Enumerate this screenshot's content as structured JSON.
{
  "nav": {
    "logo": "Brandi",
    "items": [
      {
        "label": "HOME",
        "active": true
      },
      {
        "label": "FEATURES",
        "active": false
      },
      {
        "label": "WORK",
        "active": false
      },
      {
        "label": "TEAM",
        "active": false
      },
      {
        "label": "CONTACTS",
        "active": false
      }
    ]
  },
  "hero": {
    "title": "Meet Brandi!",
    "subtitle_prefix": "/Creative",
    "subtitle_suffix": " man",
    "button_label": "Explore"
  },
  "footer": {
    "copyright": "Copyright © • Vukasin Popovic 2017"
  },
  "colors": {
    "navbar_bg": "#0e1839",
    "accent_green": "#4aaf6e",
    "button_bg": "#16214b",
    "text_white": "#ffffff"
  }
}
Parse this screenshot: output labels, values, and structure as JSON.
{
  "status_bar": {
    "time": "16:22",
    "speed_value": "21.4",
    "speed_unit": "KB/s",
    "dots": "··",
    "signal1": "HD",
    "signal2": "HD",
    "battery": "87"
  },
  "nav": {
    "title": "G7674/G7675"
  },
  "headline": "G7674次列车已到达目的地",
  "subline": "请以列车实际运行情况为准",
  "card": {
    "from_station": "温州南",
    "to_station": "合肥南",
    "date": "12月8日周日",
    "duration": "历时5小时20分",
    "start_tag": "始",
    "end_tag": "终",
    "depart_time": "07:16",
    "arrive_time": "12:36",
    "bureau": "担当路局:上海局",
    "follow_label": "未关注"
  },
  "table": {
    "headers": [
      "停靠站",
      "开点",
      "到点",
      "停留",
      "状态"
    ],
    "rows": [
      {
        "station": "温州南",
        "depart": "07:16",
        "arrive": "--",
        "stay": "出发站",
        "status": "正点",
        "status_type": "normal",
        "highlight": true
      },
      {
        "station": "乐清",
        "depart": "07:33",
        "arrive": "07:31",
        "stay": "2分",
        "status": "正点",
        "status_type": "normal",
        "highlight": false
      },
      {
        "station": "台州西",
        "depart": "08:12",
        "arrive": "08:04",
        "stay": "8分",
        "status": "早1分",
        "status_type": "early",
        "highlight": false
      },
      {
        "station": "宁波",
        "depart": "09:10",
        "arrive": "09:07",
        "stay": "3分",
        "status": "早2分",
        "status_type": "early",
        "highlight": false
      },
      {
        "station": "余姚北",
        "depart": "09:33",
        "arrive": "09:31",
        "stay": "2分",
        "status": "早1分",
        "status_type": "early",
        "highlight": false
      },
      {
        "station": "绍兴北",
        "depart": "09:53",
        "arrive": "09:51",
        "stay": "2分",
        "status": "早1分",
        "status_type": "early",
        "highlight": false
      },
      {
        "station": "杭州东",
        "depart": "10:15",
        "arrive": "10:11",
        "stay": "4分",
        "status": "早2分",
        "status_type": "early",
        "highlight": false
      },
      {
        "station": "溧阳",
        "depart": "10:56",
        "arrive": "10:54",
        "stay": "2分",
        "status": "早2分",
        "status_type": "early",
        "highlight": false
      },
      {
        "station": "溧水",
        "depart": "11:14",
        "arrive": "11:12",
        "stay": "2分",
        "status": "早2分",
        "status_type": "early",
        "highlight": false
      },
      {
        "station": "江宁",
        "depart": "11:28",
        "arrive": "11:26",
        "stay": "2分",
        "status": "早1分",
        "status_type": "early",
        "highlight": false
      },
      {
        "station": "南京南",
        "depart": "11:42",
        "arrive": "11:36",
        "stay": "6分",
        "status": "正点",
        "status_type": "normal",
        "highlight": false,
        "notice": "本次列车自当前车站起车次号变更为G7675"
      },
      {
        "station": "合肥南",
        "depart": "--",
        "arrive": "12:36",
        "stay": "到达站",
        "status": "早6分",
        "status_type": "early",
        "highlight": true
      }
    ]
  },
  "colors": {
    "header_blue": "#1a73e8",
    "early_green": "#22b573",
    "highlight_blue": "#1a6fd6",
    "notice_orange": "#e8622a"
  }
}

## Problem details
Looking at the records above, work out how many lines include the word "JSON", then give that number by itself.

## Exercise result
2